╭─ Data excerpts

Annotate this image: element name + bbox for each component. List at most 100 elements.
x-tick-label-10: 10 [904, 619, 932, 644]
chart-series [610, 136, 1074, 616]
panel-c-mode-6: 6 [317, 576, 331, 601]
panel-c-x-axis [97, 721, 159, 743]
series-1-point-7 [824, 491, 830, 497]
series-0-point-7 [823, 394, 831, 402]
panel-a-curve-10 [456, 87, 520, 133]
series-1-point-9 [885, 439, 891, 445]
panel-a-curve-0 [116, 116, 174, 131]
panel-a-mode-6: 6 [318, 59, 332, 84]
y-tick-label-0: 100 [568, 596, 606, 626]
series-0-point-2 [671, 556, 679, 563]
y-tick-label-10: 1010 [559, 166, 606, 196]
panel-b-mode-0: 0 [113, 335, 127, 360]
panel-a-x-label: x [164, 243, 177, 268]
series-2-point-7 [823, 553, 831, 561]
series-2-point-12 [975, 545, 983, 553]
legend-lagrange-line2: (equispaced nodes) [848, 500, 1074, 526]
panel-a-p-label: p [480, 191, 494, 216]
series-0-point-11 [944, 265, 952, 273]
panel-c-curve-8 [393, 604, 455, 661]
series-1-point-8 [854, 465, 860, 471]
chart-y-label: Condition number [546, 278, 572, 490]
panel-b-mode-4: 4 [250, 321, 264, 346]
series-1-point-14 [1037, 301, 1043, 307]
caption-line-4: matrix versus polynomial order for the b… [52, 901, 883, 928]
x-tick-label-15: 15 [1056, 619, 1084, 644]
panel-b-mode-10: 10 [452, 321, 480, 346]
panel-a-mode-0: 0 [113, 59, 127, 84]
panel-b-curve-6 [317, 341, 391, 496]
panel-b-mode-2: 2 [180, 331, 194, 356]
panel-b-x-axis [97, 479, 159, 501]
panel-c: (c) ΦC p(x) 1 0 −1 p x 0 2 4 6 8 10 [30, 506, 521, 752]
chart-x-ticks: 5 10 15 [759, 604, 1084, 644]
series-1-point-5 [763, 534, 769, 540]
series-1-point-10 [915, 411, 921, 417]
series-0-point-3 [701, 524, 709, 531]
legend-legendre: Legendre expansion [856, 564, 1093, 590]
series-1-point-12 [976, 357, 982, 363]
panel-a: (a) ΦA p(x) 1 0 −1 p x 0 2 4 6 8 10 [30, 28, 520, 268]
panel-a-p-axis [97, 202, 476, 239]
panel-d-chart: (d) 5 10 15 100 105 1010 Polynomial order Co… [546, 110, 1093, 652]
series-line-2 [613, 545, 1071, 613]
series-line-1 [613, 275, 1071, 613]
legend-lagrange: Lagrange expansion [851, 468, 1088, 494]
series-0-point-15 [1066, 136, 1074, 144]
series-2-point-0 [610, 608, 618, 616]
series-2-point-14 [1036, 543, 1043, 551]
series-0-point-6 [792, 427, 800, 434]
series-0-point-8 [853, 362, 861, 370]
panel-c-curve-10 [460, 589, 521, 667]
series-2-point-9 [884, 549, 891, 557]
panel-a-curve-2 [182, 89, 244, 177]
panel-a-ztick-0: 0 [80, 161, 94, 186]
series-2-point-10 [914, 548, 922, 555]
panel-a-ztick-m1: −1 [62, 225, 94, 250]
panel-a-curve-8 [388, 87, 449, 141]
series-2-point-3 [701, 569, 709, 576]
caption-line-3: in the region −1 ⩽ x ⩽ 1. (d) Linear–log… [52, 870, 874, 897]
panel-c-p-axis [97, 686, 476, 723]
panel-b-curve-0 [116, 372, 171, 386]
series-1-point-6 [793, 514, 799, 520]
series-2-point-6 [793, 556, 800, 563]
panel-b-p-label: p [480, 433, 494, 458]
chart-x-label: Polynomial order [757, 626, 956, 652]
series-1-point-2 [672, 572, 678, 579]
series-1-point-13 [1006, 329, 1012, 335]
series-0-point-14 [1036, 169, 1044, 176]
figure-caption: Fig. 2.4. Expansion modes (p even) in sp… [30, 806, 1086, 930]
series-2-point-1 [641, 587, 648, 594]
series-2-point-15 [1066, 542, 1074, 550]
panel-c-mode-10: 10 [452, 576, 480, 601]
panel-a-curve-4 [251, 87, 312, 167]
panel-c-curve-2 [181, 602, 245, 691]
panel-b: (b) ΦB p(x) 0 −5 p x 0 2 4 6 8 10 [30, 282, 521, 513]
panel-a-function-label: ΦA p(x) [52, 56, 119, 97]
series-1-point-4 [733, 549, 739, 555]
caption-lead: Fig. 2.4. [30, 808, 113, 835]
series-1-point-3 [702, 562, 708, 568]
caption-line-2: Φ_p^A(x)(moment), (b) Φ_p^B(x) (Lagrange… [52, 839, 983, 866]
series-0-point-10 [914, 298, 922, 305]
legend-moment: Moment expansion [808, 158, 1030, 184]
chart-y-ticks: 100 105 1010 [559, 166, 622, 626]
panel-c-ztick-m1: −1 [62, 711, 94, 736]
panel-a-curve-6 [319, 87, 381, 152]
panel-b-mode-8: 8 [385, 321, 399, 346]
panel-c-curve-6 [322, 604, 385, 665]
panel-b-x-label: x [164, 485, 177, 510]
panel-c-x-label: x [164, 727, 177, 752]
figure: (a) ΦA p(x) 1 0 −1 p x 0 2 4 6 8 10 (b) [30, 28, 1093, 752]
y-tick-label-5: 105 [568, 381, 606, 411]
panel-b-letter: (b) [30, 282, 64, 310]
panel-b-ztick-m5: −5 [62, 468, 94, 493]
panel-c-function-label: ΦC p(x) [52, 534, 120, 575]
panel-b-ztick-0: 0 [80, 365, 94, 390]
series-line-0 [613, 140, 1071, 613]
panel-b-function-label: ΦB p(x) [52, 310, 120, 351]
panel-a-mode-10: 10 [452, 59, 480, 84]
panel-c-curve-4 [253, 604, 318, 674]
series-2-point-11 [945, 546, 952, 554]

╰─

=== Problem description ===
Reproduce all of the entries above, changing "Lagrange expansion" to "Lagrange interpolation" wherever it occurs and keeping every other character unchanged.

=== Solution to the problem ===
Annotate this image: element name + bbox for each component. List at most 100 elements.
x-tick-label-10: 10 [904, 619, 932, 644]
chart-series [610, 136, 1074, 616]
panel-c-mode-6: 6 [317, 576, 331, 601]
panel-c-x-axis [97, 721, 159, 743]
series-1-point-7 [824, 491, 830, 497]
series-0-point-7 [823, 394, 831, 402]
panel-a-curve-10 [456, 87, 520, 133]
series-1-point-9 [885, 439, 891, 445]
panel-a-curve-0 [116, 116, 174, 131]
panel-a-mode-6: 6 [318, 59, 332, 84]
y-tick-label-0: 100 [568, 596, 606, 626]
series-0-point-2 [671, 556, 679, 563]
y-tick-label-10: 1010 [559, 166, 606, 196]
panel-b-mode-0: 0 [113, 335, 127, 360]
panel-a-x-label: x [164, 243, 177, 268]
series-2-point-7 [823, 553, 831, 561]
series-2-point-12 [975, 545, 983, 553]
legend-lagrange-line2: (equispaced nodes) [848, 500, 1074, 526]
panel-a-p-label: p [480, 191, 494, 216]
series-0-point-11 [944, 265, 952, 273]
panel-c-curve-8 [393, 604, 455, 661]
series-1-point-8 [854, 465, 860, 471]
chart-y-label: Condition number [546, 278, 572, 490]
panel-b-mode-4: 4 [250, 321, 264, 346]
series-1-point-14 [1037, 301, 1043, 307]
caption-line-4: matrix versus polynomial order for the b… [52, 901, 883, 928]
x-tick-label-15: 15 [1056, 619, 1084, 644]
panel-b-mode-10: 10 [452, 321, 480, 346]
panel-a-mode-0: 0 [113, 59, 127, 84]
panel-b-curve-6 [317, 341, 391, 496]
panel-b-mode-2: 2 [180, 331, 194, 356]
panel-b-x-axis [97, 479, 159, 501]
panel-c: (c) ΦC p(x) 1 0 −1 p x 0 2 4 6 8 10 [30, 506, 521, 752]
chart-x-ticks: 5 10 15 [759, 604, 1084, 644]
series-1-point-5 [763, 534, 769, 540]
series-1-point-10 [915, 411, 921, 417]
series-0-point-3 [701, 524, 709, 531]
legend-legendre: Legendre expansion [856, 564, 1093, 590]
series-1-point-12 [976, 357, 982, 363]
panel-a: (a) ΦA p(x) 1 0 −1 p x 0 2 4 6 8 10 [30, 28, 520, 268]
panel-a-p-axis [97, 202, 476, 239]
panel-d-chart: (d) 5 10 15 100 105 1010 Polynomial order Co… [546, 110, 1093, 652]
series-line-2 [613, 545, 1071, 613]
series-line-1 [613, 275, 1071, 613]
legend-lagrange: Lagrange interpolation [851, 468, 1088, 494]
series-0-point-15 [1066, 136, 1074, 144]
series-2-point-0 [610, 608, 618, 616]
series-2-point-14 [1036, 543, 1043, 551]
series-0-point-6 [792, 427, 800, 434]
series-0-point-8 [853, 362, 861, 370]
panel-c-curve-10 [460, 589, 521, 667]
series-2-point-9 [884, 549, 891, 557]
panel-a-curve-2 [182, 89, 244, 177]
panel-a-ztick-0: 0 [80, 161, 94, 186]
series-2-point-10 [914, 548, 922, 555]
panel-a-ztick-m1: −1 [62, 225, 94, 250]
panel-a-curve-8 [388, 87, 449, 141]
series-2-point-3 [701, 569, 709, 576]
caption-line-3: in the region −1 ⩽ x ⩽ 1. (d) Linear–log… [52, 870, 874, 897]
panel-c-p-axis [97, 686, 476, 723]
panel-b-curve-0 [116, 372, 171, 386]
series-1-point-6 [793, 514, 799, 520]
series-2-point-6 [793, 556, 800, 563]
panel-b-p-label: p [480, 433, 494, 458]
chart-x-label: Polynomial order [757, 626, 956, 652]
series-1-point-2 [672, 572, 678, 579]
series-1-point-13 [1006, 329, 1012, 335]
series-0-point-14 [1036, 169, 1044, 176]
figure-caption: Fig. 2.4. Expansion modes (p even) in sp… [30, 806, 1086, 930]
series-2-point-1 [641, 587, 648, 594]
series-2-point-15 [1066, 542, 1074, 550]
panel-c-mode-10: 10 [452, 576, 480, 601]
panel-a-curve-4 [251, 87, 312, 167]
panel-c-curve-2 [181, 602, 245, 691]
panel-b: (b) ΦB p(x) 0 −5 p x 0 2 4 6 8 10 [30, 282, 521, 513]
panel-a-function-label: ΦA p(x) [52, 56, 119, 97]
series-1-point-4 [733, 549, 739, 555]
caption-lead: Fig. 2.4. [30, 808, 113, 835]
series-1-point-3 [702, 562, 708, 568]
caption-line-2: Φ_p^A(x)(moment), (b) Φ_p^B(x) (Lagrange… [52, 839, 983, 866]
series-0-point-10 [914, 298, 922, 305]
legend-moment: Moment expansion [808, 158, 1030, 184]
chart-y-ticks: 100 105 1010 [559, 166, 622, 626]
panel-c-ztick-m1: −1 [62, 711, 94, 736]
panel-a-curve-6 [319, 87, 381, 152]
panel-b-mode-8: 8 [385, 321, 399, 346]
panel-c-curve-6 [322, 604, 385, 665]
panel-b-x-label: x [164, 485, 177, 510]
panel-c-x-label: x [164, 727, 177, 752]
figure: (a) ΦA p(x) 1 0 −1 p x 0 2 4 6 8 10 (b) [30, 28, 1093, 752]
y-tick-label-5: 105 [568, 381, 606, 411]
panel-b-letter: (b) [30, 282, 64, 310]
panel-b-ztick-m5: −5 [62, 468, 94, 493]
panel-c-function-label: ΦC p(x) [52, 534, 120, 575]
panel-b-ztick-0: 0 [80, 365, 94, 390]
series-line-0 [613, 140, 1071, 613]
panel-b-function-label: ΦB p(x) [52, 310, 120, 351]
panel-a-mode-10: 10 [452, 59, 480, 84]
panel-c-curve-4 [253, 604, 318, 674]
series-2-point-11 [945, 546, 952, 554]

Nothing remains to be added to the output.